─── Supplied information
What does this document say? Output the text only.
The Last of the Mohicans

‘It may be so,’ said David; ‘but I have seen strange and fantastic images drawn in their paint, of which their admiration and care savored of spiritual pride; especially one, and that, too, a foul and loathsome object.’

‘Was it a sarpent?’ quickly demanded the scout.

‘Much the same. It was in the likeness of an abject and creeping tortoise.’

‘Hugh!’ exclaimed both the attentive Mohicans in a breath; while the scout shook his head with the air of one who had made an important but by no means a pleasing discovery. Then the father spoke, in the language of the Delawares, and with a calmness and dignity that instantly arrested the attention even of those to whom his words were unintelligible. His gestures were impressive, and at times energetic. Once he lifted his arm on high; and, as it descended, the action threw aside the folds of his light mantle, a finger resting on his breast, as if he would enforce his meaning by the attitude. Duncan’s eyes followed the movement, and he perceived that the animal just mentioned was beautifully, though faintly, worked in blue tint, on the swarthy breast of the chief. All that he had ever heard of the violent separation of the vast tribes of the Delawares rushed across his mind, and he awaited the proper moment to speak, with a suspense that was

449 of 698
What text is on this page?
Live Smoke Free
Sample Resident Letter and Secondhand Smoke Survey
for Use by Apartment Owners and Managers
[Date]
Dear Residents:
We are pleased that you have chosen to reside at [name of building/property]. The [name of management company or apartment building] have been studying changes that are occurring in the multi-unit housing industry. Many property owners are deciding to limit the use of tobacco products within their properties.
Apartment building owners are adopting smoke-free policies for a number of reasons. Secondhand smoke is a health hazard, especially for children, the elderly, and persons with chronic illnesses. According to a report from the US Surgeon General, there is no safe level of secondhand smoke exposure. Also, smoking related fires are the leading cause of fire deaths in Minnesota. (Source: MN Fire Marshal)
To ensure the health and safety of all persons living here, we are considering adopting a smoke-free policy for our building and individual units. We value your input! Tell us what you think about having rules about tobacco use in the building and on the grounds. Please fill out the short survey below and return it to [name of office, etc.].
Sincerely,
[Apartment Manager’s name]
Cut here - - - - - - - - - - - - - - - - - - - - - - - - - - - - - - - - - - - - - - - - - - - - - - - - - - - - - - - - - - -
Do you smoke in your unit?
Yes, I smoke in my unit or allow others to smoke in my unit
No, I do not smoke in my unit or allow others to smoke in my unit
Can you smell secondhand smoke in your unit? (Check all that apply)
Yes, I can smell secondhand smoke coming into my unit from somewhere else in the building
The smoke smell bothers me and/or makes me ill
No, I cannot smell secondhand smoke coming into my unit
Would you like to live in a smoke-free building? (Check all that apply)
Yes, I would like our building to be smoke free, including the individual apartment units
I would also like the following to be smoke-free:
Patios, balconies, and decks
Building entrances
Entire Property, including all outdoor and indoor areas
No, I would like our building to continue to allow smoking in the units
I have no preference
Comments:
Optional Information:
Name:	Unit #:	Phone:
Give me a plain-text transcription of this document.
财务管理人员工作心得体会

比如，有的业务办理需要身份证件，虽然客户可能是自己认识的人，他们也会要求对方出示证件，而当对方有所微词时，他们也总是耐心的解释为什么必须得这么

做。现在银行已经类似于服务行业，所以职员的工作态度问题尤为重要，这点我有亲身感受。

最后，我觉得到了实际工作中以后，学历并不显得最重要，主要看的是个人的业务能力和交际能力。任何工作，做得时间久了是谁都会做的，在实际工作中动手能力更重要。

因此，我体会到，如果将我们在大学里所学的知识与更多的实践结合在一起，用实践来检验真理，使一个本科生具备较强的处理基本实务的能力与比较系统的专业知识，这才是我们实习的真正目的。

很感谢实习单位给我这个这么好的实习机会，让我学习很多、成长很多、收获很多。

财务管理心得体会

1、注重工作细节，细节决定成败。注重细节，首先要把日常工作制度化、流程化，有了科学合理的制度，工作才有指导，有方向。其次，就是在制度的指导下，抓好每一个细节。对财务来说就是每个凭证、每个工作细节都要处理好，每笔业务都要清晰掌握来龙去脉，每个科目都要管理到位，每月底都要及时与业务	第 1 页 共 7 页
──────
Using the data above, copy each line that contains "units".

To ensure the health and safety of all persons living here, we are considering adopting a smoke-free policy for our building and individual units. We value your input! Tell us what you think about having rules about tobacco use in the building and on the grounds. Please fill out the short survey below and return it to [name of office, etc.].
Yes, I would like our building to be smoke free, including the individual apartment units
No, I would like our building to continue to allow smoking in the units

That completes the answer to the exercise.